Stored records
________________________

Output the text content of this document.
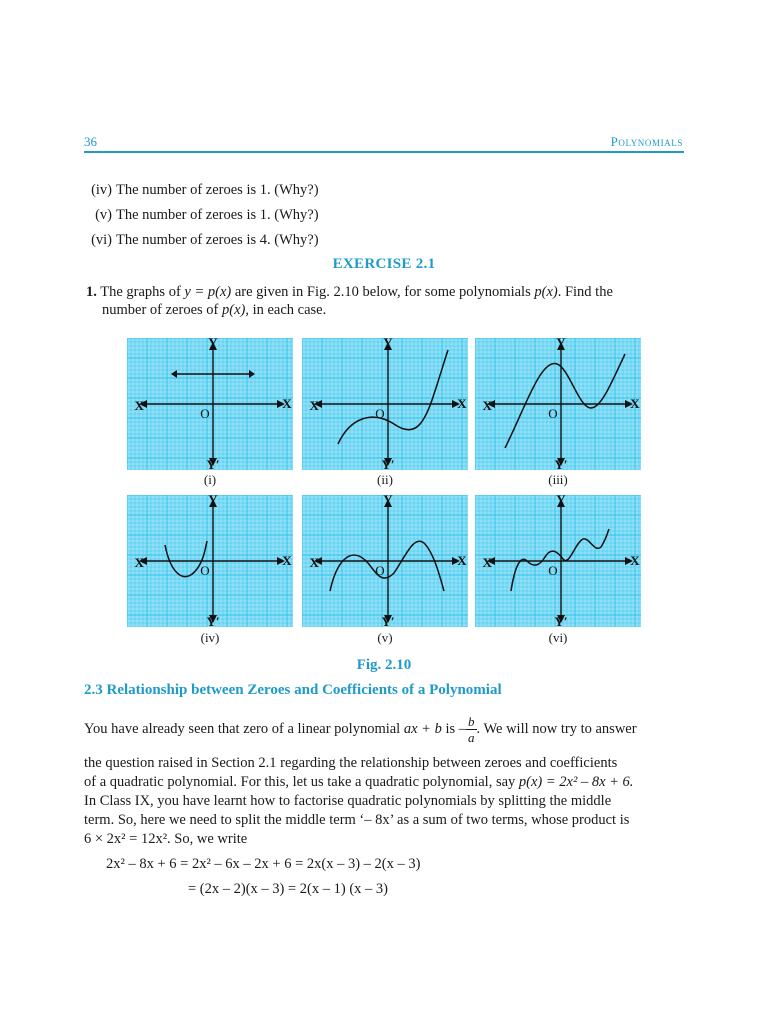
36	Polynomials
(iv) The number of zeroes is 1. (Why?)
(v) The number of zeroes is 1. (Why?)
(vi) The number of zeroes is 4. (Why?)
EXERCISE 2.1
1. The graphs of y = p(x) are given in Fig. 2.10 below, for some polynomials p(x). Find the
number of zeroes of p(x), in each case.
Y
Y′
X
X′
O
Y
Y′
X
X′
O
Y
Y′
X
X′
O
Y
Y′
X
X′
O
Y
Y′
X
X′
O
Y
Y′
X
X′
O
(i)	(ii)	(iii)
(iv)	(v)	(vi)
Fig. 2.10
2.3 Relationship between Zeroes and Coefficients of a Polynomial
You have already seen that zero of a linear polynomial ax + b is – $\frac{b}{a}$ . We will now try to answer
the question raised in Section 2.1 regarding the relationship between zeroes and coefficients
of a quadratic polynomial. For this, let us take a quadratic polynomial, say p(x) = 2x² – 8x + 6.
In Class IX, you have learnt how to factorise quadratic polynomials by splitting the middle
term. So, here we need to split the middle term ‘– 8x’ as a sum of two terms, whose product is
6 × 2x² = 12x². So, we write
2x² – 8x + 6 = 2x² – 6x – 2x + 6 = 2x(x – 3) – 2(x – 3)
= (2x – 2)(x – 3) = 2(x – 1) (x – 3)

________________________

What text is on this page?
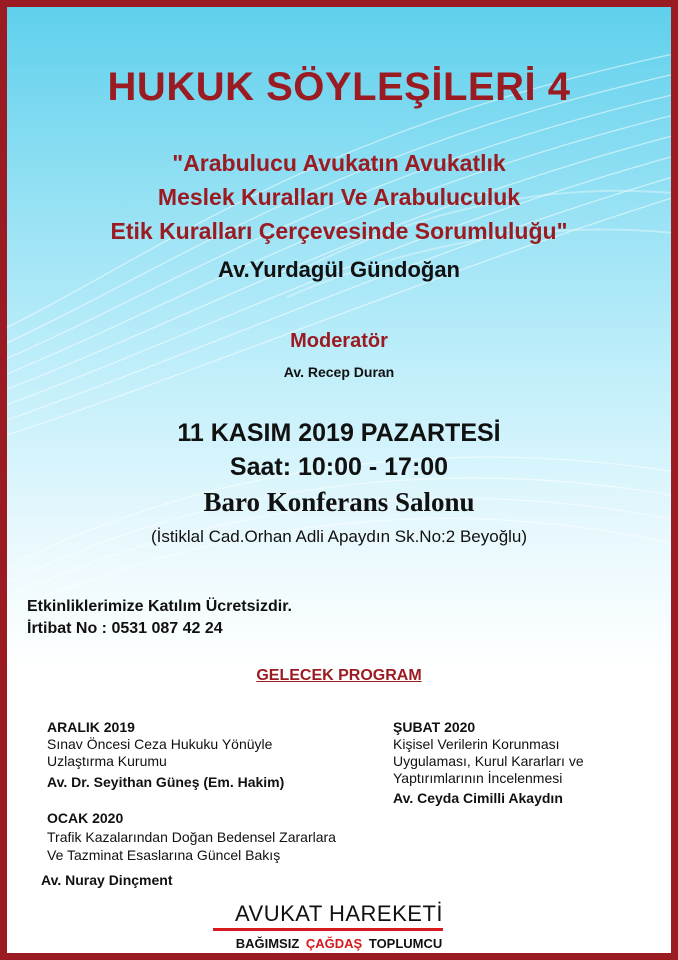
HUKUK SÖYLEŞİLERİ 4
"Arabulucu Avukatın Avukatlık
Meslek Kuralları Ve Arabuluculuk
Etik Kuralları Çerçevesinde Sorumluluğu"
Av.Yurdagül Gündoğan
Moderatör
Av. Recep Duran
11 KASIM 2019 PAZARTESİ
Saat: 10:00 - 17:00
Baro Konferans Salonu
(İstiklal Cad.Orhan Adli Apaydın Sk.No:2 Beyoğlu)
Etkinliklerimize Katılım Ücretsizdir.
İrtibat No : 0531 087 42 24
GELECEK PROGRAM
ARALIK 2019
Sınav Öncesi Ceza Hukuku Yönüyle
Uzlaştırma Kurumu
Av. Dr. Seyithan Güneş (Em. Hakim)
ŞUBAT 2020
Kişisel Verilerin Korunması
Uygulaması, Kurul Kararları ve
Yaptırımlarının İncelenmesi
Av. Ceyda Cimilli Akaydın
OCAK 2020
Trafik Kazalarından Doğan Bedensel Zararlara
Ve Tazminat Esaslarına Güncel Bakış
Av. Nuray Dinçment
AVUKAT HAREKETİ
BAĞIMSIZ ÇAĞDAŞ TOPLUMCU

________________________

:: DIRECTION ::
Only the number is wanted: how many lines of the data contain the word "between"?

:: FINISHED EXERCISE ::
2